- **What you should do**
Return the complete listing that follows, with each line reproduced exactly.

***** Dataset rows *****

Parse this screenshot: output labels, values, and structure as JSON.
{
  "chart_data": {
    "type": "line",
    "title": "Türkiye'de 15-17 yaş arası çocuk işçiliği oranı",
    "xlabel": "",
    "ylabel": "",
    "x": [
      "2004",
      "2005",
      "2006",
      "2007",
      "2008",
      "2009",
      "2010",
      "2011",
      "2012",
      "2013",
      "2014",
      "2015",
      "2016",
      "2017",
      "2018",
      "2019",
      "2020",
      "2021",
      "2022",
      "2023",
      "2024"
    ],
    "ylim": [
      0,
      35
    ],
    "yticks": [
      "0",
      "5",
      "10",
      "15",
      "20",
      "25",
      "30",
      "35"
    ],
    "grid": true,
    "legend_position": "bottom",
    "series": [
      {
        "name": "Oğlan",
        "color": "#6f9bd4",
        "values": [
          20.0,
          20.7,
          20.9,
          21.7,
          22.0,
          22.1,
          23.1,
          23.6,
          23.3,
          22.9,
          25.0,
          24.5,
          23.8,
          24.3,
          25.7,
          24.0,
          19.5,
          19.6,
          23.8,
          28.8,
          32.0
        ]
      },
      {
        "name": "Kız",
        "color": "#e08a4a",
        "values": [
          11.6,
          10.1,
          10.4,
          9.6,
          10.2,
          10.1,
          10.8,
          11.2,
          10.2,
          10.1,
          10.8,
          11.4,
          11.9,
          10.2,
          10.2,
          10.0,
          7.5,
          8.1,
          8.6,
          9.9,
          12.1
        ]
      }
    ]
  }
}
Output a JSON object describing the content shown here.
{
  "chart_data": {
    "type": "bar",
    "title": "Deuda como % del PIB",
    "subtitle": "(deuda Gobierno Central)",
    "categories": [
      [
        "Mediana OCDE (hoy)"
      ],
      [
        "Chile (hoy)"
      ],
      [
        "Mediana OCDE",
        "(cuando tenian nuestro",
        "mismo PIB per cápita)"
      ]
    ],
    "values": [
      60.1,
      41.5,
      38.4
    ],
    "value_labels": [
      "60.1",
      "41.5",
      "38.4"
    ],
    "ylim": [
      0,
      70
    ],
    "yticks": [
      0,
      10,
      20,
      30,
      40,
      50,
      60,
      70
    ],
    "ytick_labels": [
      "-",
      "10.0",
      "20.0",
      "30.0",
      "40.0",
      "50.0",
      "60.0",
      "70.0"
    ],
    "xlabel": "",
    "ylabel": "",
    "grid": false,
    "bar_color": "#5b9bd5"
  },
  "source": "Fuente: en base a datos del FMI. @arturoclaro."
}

*****

- **Task solution**
Parse this screenshot: output labels, values, and structure as JSON.
{
  "chart_data": {
    "type": "line",
    "title": "Türkiye'de 15-17 yaş arası çocuk işçiliği oranı",
    "xlabel": "",
    "ylabel": "",
    "x": [
      "2004",
      "2005",
      "2006",
      "2007",
      "2008",
      "2009",
      "2010",
      "2011",
      "2012",
      "2013",
      "2014",
      "2015",
      "2016",
      "2017",
      "2018",
      "2019",
      "2020",
      "2021",
      "2022",
      "2023",
      "2024"
    ],
    "ylim": [
      0,
      35
    ],
    "yticks": [
      "0",
      "5",
      "10",
      "15",
      "20",
      "25",
      "30",
      "35"
    ],
    "grid": true,
    "legend_position": "bottom",
    "series": [
      {
        "name": "Oğlan",
        "color": "#6f9bd4",
        "values": [
          20.0,
          20.7,
          20.9,
          21.7,
          22.0,
          22.1,
          23.1,
          23.6,
          23.3,
          22.9,
          25.0,
          24.5,
          23.8,
          24.3,
          25.7,
          24.0,
          19.5,
          19.6,
          23.8,
          28.8,
          32.0
        ]
      },
      {
        "name": "Kız",
        "color": "#e08a4a",
        "values": [
          11.6,
          10.1,
          10.4,
          9.6,
          10.2,
          10.1,
          10.8,
          11.2,
          10.2,
          10.1,
          10.8,
          11.4,
          11.9,
          10.2,
          10.2,
          10.0,
          7.5,
          8.1,
          8.6,
          9.9,
          12.1
        ]
      }
    ]
  }
}
Output a JSON object describing the content shown here.
{
  "chart_data": {
    "type": "bar",
    "title": "Deuda como % del PIB",
    "subtitle": "(deuda Gobierno Central)",
    "categories": [
      [
        "Mediana OCDE (hoy)"
      ],
      [
        "Chile (hoy)"
      ],
      [
        "Mediana OCDE",
        "(cuando tenian nuestro",
        "mismo PIB per cápita)"
      ]
    ],
    "values": [
      60.1,
      41.5,
      38.4
    ],
    "value_labels": [
      "60.1",
      "41.5",
      "38.4"
    ],
    "ylim": [
      0,
      70
    ],
    "yticks": [
      0,
      10,
      20,
      30,
      40,
      50,
      60,
      70
    ],
    "ytick_labels": [
      "-",
      "10.0",
      "20.0",
      "30.0",
      "40.0",
      "50.0",
      "60.0",
      "70.0"
    ],
    "xlabel": "",
    "ylabel": "",
    "grid": false,
    "bar_color": "#5b9bd5"
  },
  "source": "Fuente: en base a datos del FMI. @arturoclaro."
}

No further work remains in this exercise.